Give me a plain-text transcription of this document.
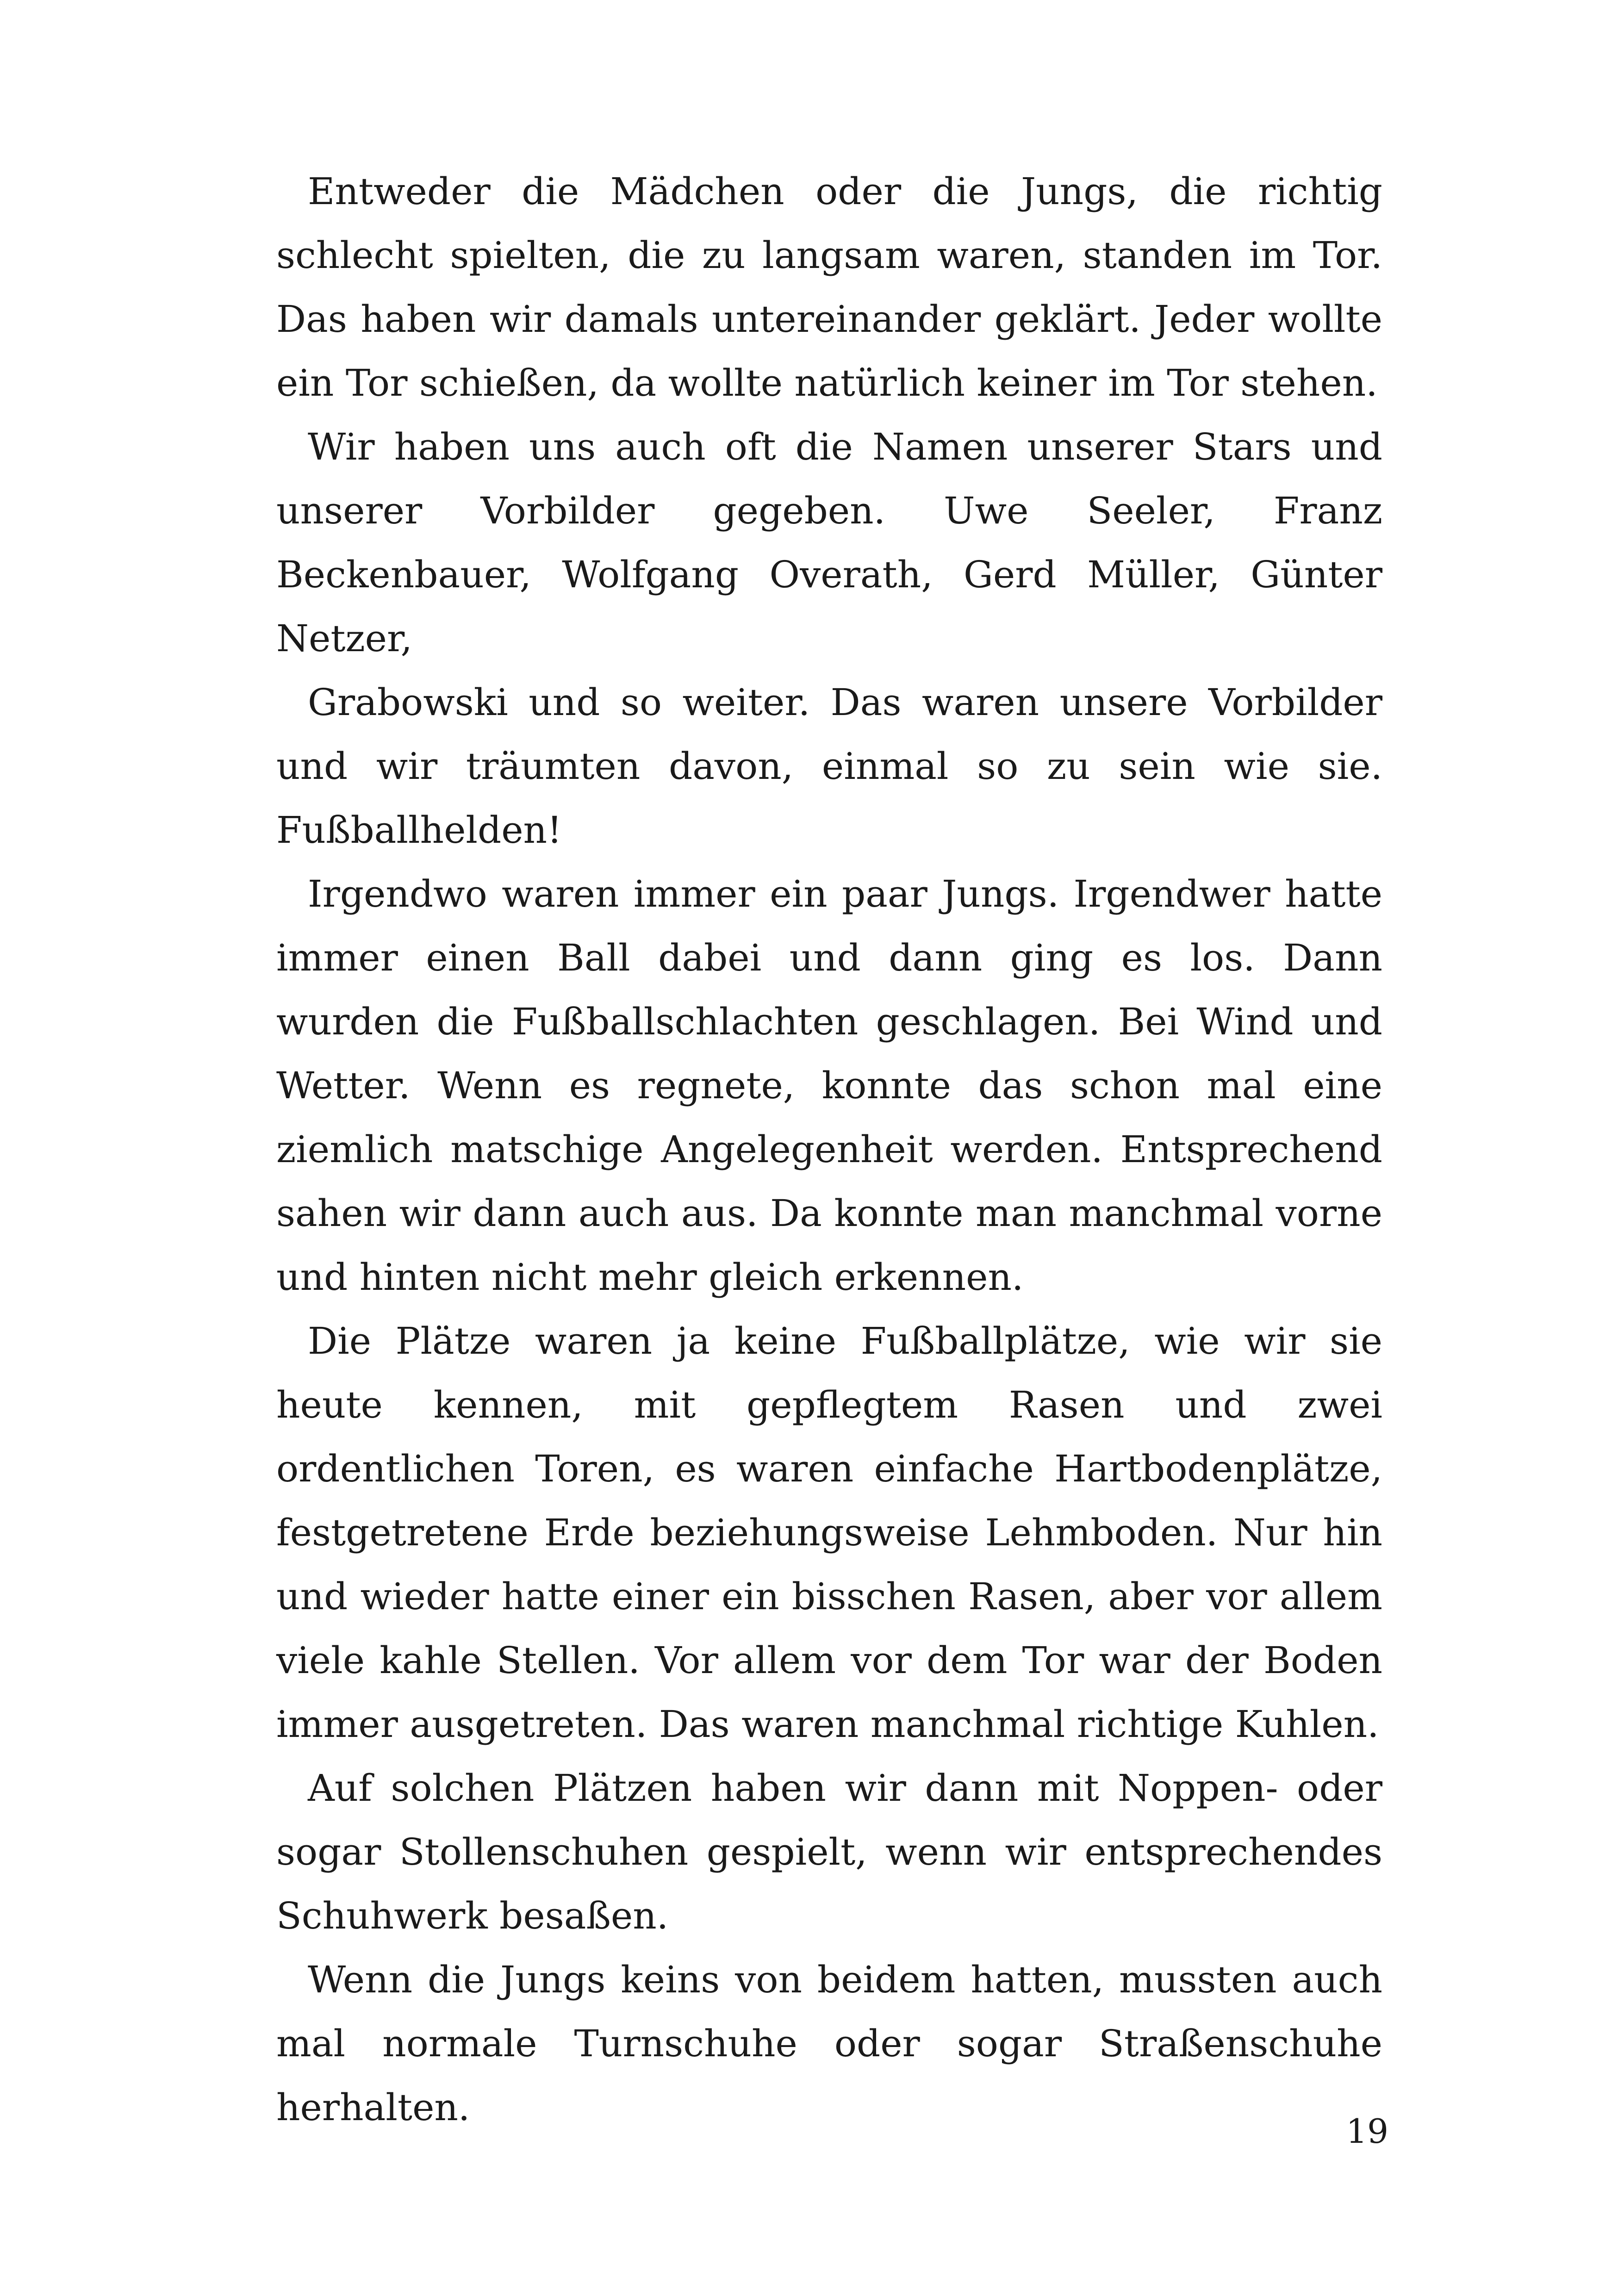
Entweder die Mädchen oder die Jungs, die richtig schlecht spielten, die zu langsam waren, standen im Tor. Das haben wir damals untereinander geklärt. Jeder wollte ein Tor schießen, da wollte natürlich keiner im Tor stehen.

Wir haben uns auch oft die Namen unserer Stars und unserer Vorbilder gegeben. Uwe Seeler, Franz Beckenbauer, Wolfgang Overath, Gerd Müller, Günter Netzer,

Grabowski und so weiter. Das waren unsere Vorbilder und wir träumten davon, einmal so zu sein wie sie. Fußballhelden!

Irgendwo waren immer ein paar Jungs. Irgendwer hatte immer einen Ball dabei und dann ging es los. Dann wurden die Fußballschlachten geschlagen. Bei Wind und Wetter. Wenn es regnete, konnte das schon mal eine ziemlich matschige Angelegenheit werden. Entsprechend sahen wir dann auch aus. Da konnte man manchmal vorne und hinten nicht mehr gleich erkennen.

Die Plätze waren ja keine Fußballplätze, wie wir sie heute kennen, mit gepflegtem Rasen und zwei ordentlichen Toren, es waren einfache Hartbodenplätze, festgetretene Erde beziehungsweise Lehmboden. Nur hin und wieder hatte einer ein bisschen Rasen, aber vor allem viele kahle Stellen. Vor allem vor dem Tor war der Boden immer ausgetreten. Das waren manchmal richtige Kuhlen.

Auf solchen Plätzen haben wir dann mit Noppen- oder sogar Stollenschuhen gespielt, wenn wir entsprechendes Schuhwerk besaßen.

Wenn die Jungs keins von beidem hatten, mussten auch mal normale Turnschuhe oder sogar Straßenschuhe herhalten.

19
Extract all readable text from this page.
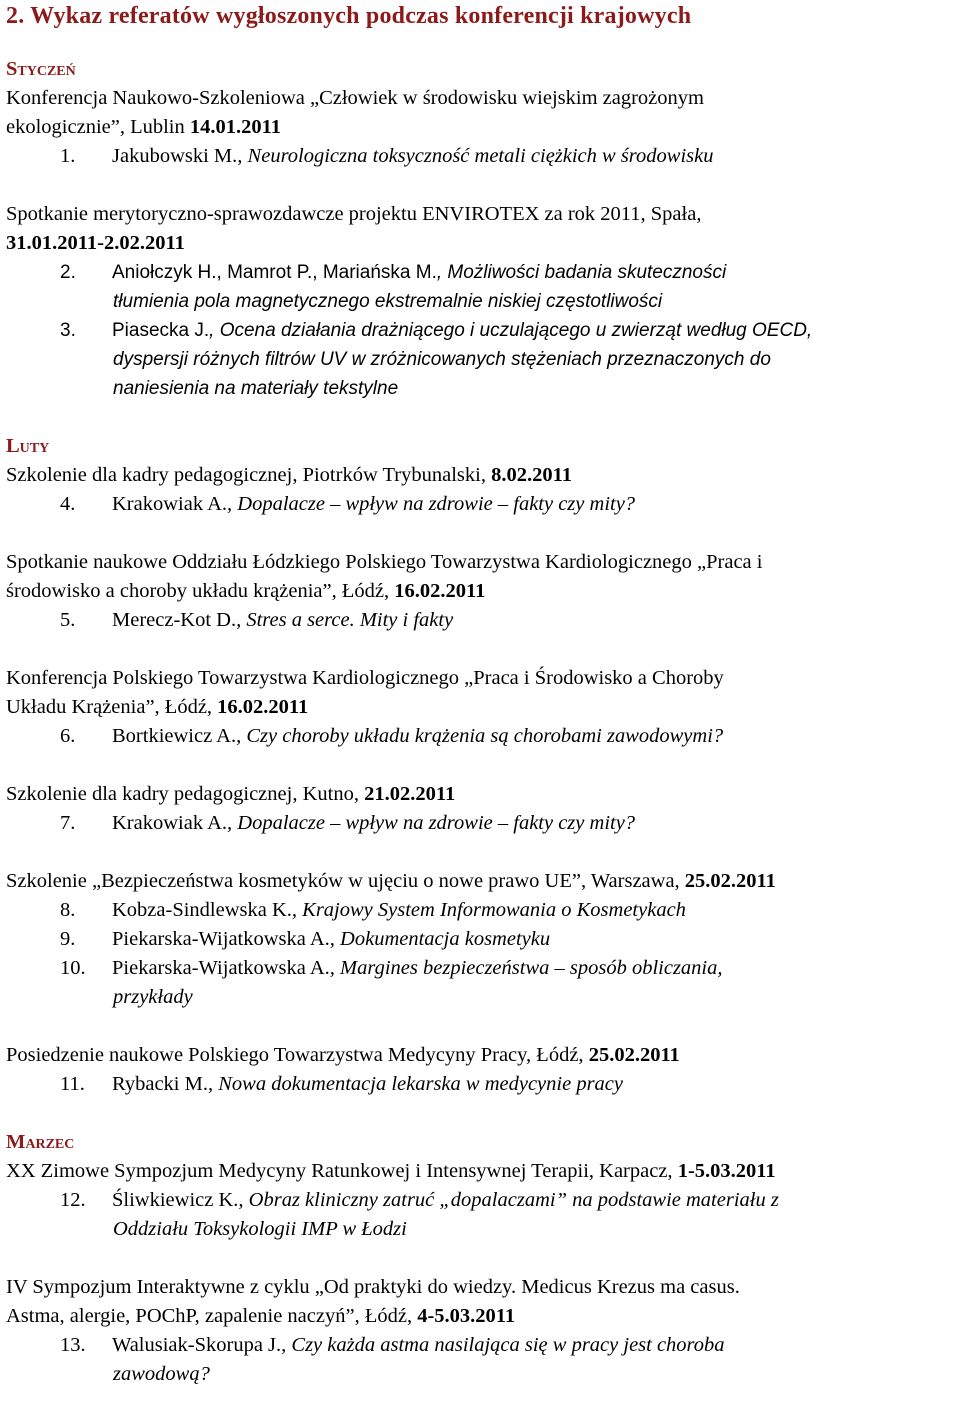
2. Wykaz referatów wygłoszonych podczas konferencji krajowych
Styczeń
Konferencja Naukowo-Szkoleniowa „Człowiek w środowisku wiejskim zagrożonym
ekologicznie”, Lublin 14.01.2011
1. Jakubowski M., Neurologiczna toksyczność metali ciężkich w środowisku
Spotkanie merytoryczno-sprawozdawcze projektu ENVIROTEX za rok 2011, Spała,
31.01.2011-2.02.2011
2. Aniołczyk H., Mamrot P., Mariańska M., Możliwości badania skuteczności
tłumienia pola magnetycznego ekstremalnie niskiej częstotliwości
3. Piasecka J., Ocena działania drażniącego i uczulającego u zwierząt według OECD,
dyspersji różnych filtrów UV w zróżnicowanych stężeniach przeznaczonych do
naniesienia na materiały tekstylne
Luty
Szkolenie dla kadry pedagogicznej, Piotrków Trybunalski, 8.02.2011
4. Krakowiak A., Dopalacze – wpływ na zdrowie – fakty czy mity?
Spotkanie naukowe Oddziału Łódzkiego Polskiego Towarzystwa Kardiologicznego „Praca i
środowisko a choroby układu krążenia”, Łódź, 16.02.2011
5. Merecz-Kot D., Stres a serce. Mity i fakty
Konferencja Polskiego Towarzystwa Kardiologicznego „Praca i Środowisko a Choroby
Układu Krążenia”, Łódź, 16.02.2011
6. Bortkiewicz A., Czy choroby układu krążenia są chorobami zawodowymi?
Szkolenie dla kadry pedagogicznej, Kutno, 21.02.2011
7. Krakowiak A., Dopalacze – wpływ na zdrowie – fakty czy mity?
Szkolenie „Bezpieczeństwa kosmetyków w ujęciu o nowe prawo UE”, Warszawa, 25.02.2011
8. Kobza-Sindlewska K., Krajowy System Informowania o Kosmetykach
9. Piekarska-Wijatkowska A., Dokumentacja kosmetyku
10. Piekarska-Wijatkowska A., Margines bezpieczeństwa – sposób obliczania,
przykłady
Posiedzenie naukowe Polskiego Towarzystwa Medycyny Pracy, Łódź, 25.02.2011
11. Rybacki M., Nowa dokumentacja lekarska w medycynie pracy
Marzec
XX Zimowe Sympozjum Medycyny Ratunkowej i Intensywnej Terapii, Karpacz, 1-5.03.2011
12. Śliwkiewicz K., Obraz kliniczny zatruć „dopalaczami” na podstawie materiału z
Oddziału Toksykologii IMP w Łodzi
IV Sympozjum Interaktywne z cyklu „Od praktyki do wiedzy. Medicus Krezus ma casus.
Astma, alergie, POChP, zapalenie naczyń”, Łódź, 4-5.03.2011
13. Walusiak-Skorupa J., Czy każda astma nasilająca się w pracy jest choroba
zawodową?
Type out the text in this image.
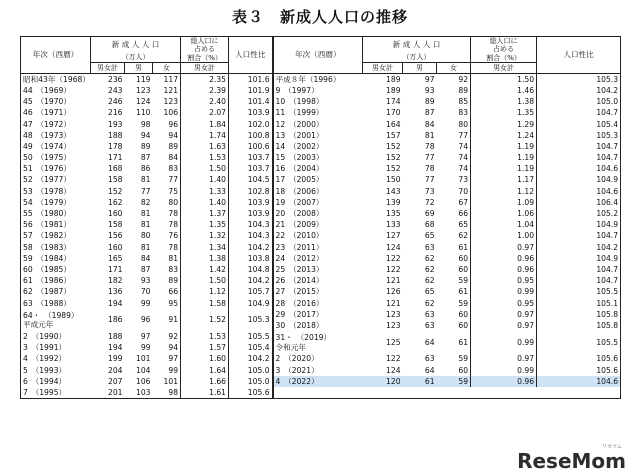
表３　新成人人口の推移
年次（西暦）	新 成 人 人 口			総人口に
占める
割合（%）	人口性比	年次（西暦）	新 成 人 人 口			総人口に
占める
割合（%）	人口性比
	（万人）						（万人）				
	男女計	男	女	男女計			男女計	男	女	男女計	
昭和43年（1968）	236	119	117	2.35	101.6	平成８年（1996）	189	97	92	1.50	105.3
44　（1969）	243	123	121	2.39	101.9	9　（1997）	189	93	89	1.46	104.2
45　（1970）	246	124	123	2.40	101.4	10　（1998）	174	89	85	1.38	105.0
46　（1971）	216	110	106	2.07	103.9	11　（1999）	170	87	83	1.35	104.7
47　（1972）	193	98	96	1.84	102.0	12　（2000）	164	84	80	1.29	105.4
48　（1973）	188	94	94	1.74	100.8	13　（2001）	157	81	77	1.24	105.3
49　（1974）	178	89	89	1.63	100.6	14　（2002）	152	78	74	1.19	104.7
50　（1975）	171	87	84	1.53	103.7	15　（2003）	152	77	74	1.19	104.7
51　（1976）	168	86	83	1.50	103.7	16　（2004）	152	78	74	1.19	104.6
52　（1977）	158	81	77	1.40	104.5	17　（2005）	150	77	73	1.17	104.9
53　（1978）	152	77	75	1.33	102.8	18　（2006）	143	73	70	1.12	104.6
54　（1979）	162	82	80	1.40	103.9	19　（2007）	139	72	67	1.09	106.4
55　（1980）	160	81	78	1.37	103.9	20　（2008）	135	69	66	1.06	105.2
56　（1981）	158	81	78	1.35	104.3	21　（2009）	133	68	65	1.04	104.9
57　（1982）	156	80	76	1.32	104.3	22　（2010）	127	65	62	1.00	104.7
58　（1983）	160	81	78	1.34	104.2	23　（2011）	124	63	61	0.97	104.2
59　（1984）	165	84	81	1.38	103.8	24　（2012）	122	62	60	0.96	104.9
60　（1985）	171	87	83	1.42	104.8	25　（2013）	122	62	60	0.96	104.7
61　（1986）	182	93	89	1.50	104.2	26　（2014）	121	62	59	0.95	104.7
62　（1987）	136	70	66	1.12	105.7	27　（2015）	126	65	61	0.99	105.5
63　（1988）	194	99	95	1.58	104.9	28　（2016）	121	62	59	0.95	105.1
64・　（1989）
平成元年	186	96	91	1.52	105.3	29　（2017）	123	63	60	0.97	105.8
						30　（2018）	123	63	60	0.97	105.8
2　（1990）	188	97	92	1.53	105.5	31・　（2019）
令和元年	125	64	61	0.99	105.5
3　（1991）	194	99	94	1.57	105.4						
4　（1992）	199	101	97	1.60	104.2	2　（2020）	122	63	59	0.97	105.6
5　（1993）	204	104	99	1.64	105.0	3　（2021）	124	64	60	0.99	105.6
6　（1994）	207	106	101	1.66	105.0	4　（2022）	120	61	59	0.96	104.6
7　（1995）	201	103	98	1.61	105.6						
ReseMom
リセマム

Stated task: Which lines contain the word "this"? Copy each one.

Reply to the task:
Give me a plain-text transcription of this document.
Extract all readable text from this page.
Type out the text in this image.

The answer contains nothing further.